▸ **Written instruction**:
Show every line of the records below that contains the word "抓住机遇".

▸ **Records for this task**:

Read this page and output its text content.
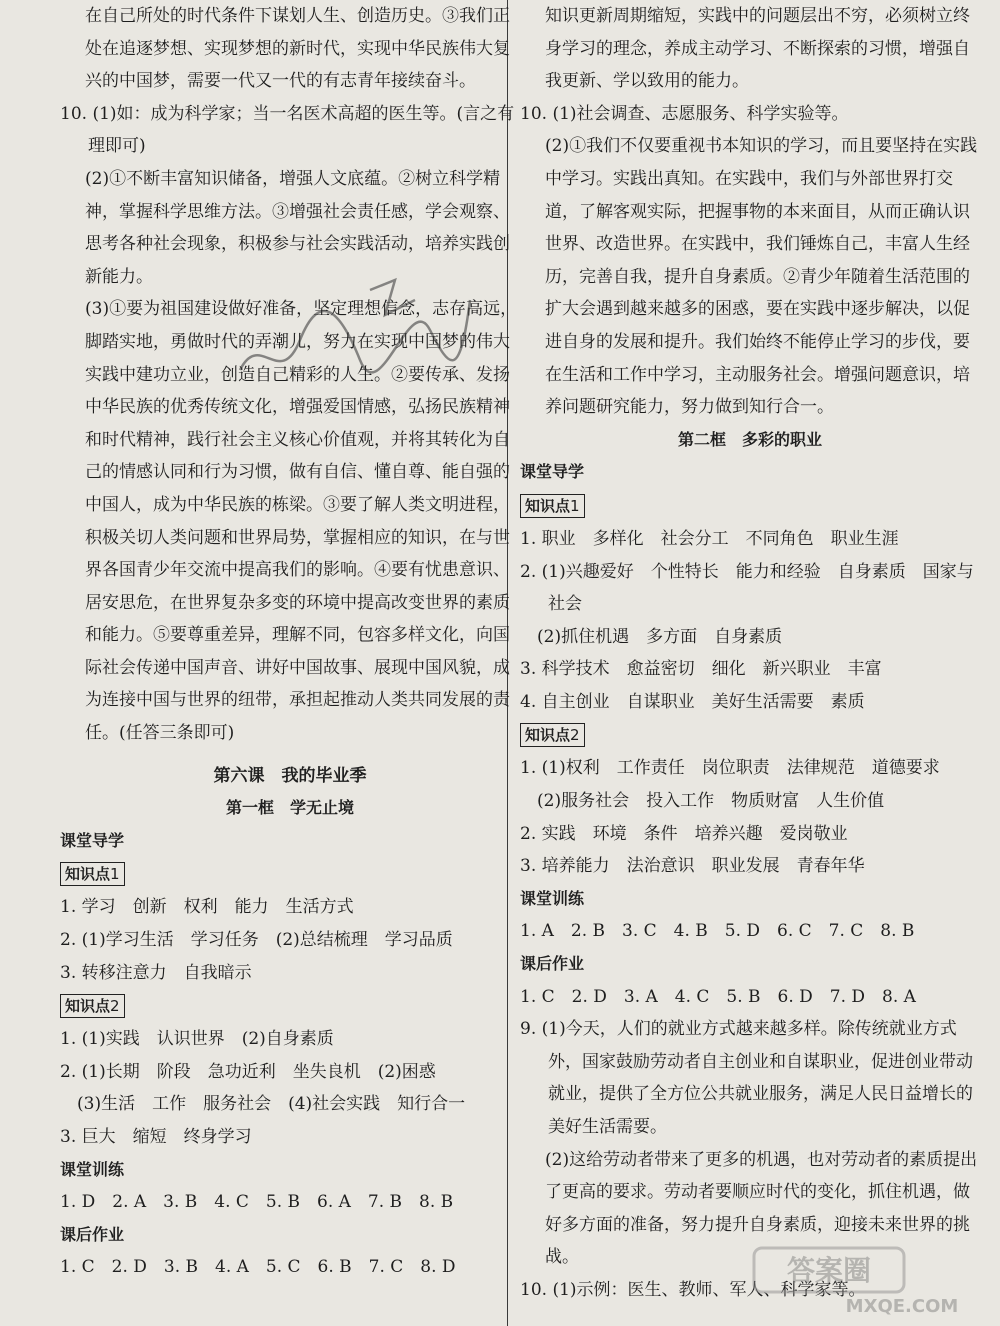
在自己所处的时代条件下谋划人生、创造历史。③我们正处在追逐梦想、实现梦想的新时代，实现中华民族伟大复兴的中国梦，需要一代又一代的有志青年接续奋斗。

10. (1)如：成为科学家；当一名医术高超的医生等。(言之有理即可)

(2)①不断丰富知识储备，增强人文底蕴。②树立科学精神，掌握科学思维方法。③增强社会责任感，学会观察、思考各种社会现象，积极参与社会实践活动，培养实践创新能力。

(3)①要为祖国建设做好准备，坚定理想信念，志存高远，脚踏实地，勇做时代的弄潮儿，努力在实现中国梦的伟大实践中建功立业，创造自己精彩的人生。②要传承、发扬中华民族的优秀传统文化，增强爱国情感，弘扬民族精神和时代精神，践行社会主义核心价值观，并将其转化为自己的情感认同和行为习惯，做有自信、懂自尊、能自强的中国人，成为中华民族的栋梁。③要了解人类文明进程，积极关切人类问题和世界局势，掌握相应的知识，在与世界各国青少年交流中提高我们的影响。④要有忧患意识、居安思危，在世界复杂多变的环境中提高改变世界的素质和能力。⑤要尊重差异，理解不同，包容多样文化，向国际社会传递中国声音、讲好中国故事、展现中国风貌，成为连接中国与世界的纽带，承担起推动人类共同发展的责任。(任答三条即可)

第六课　我的毕业季

第一框　学无止境

课堂导学

知识点1

1. 学习　创新　权利　能力　生活方式

2. (1)学习生活　学习任务　(2)总结梳理　学习品质

3. 转移注意力　自我暗示

知识点2

1. (1)实践　认识世界　(2)自身素质

2. (1)长期　阶段　急功近利　坐失良机　(2)困惑

　(3)生活　工作　服务社会　(4)社会实践　知行合一

3. 巨大　缩短　终身学习

课堂训练

1. D　2. A　3. B　4. C　5. B　6. A　7. B　8. B

课后作业

1. C　2. D　3. B　4. A　5. C　6. B　7. C　8. D

知识更新周期缩短，实践中的问题层出不穷，必须树立终身学习的理念，养成主动学习、不断探索的习惯，增强自我更新、学以致用的能力。

10. (1)社会调查、志愿服务、科学实验等。

(2)①我们不仅要重视书本知识的学习，而且要坚持在实践中学习。实践出真知。在实践中，我们与外部世界打交道，了解客观实际，把握事物的本来面目，从而正确认识世界、改造世界。在实践中，我们锤炼自己，丰富人生经历，完善自我，提升自身素质。②青少年随着生活范围的扩大会遇到越来越多的困惑，要在实践中逐步解决，以促进自身的发展和提升。我们始终不能停止学习的步伐，要在生活和工作中学习，主动服务社会。增强问题意识，培养问题研究能力，努力做到知行合一。

第二框　多彩的职业

课堂导学

知识点1

1. 职业　多样化　社会分工　不同角色　职业生涯

2. (1)兴趣爱好　个性特长　能力和经验　自身素质　国家与社会

　(2)抓住机遇　多方面　自身素质

3. 科学技术　愈益密切　细化　新兴职业　丰富

4. 自主创业　自谋职业　美好生活需要　素质

知识点2

1. (1)权利　工作责任　岗位职责　法律规范　道德要求

　(2)服务社会　投入工作　物质财富　人生价值

2. 实践　环境　条件　培养兴趣　爱岗敬业

3. 培养能力　法治意识　职业发展　青春年华

课堂训练

1. A　2. B　3. C　4. B　5. D　6. C　7. C　8. B

课后作业

1. C　2. D　3. A　4. C　5. B　6. D　7. D　8. A

9. (1)今天，人们的就业方式越来越多样。除传统就业方式外，国家鼓励劳动者自主创业和自谋职业，促进创业带动就业，提供了全方位公共就业服务，满足人民日益增长的美好生活需要。

(2)这给劳动者带来了更多的机遇，也对劳动者的素质提出了更高的要求。劳动者要顺应时代的变化，抓住机遇，做好多方面的准备，努力提升自身素质，迎接未来世界的挑战。

10. (1)示例：医生、教师、军人、科学家等。

答案圈
MXQE.COM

▸ **Answer to this task**:
　(2)抓住机遇　多方面　自身素质
(2)这给劳动者带来了更多的机遇，也对劳动者的素质提出了更高的要求。劳动者要顺应时代的变化，抓住机遇，做好多方面的准备，努力提升自身素质，迎接未来世界的挑战。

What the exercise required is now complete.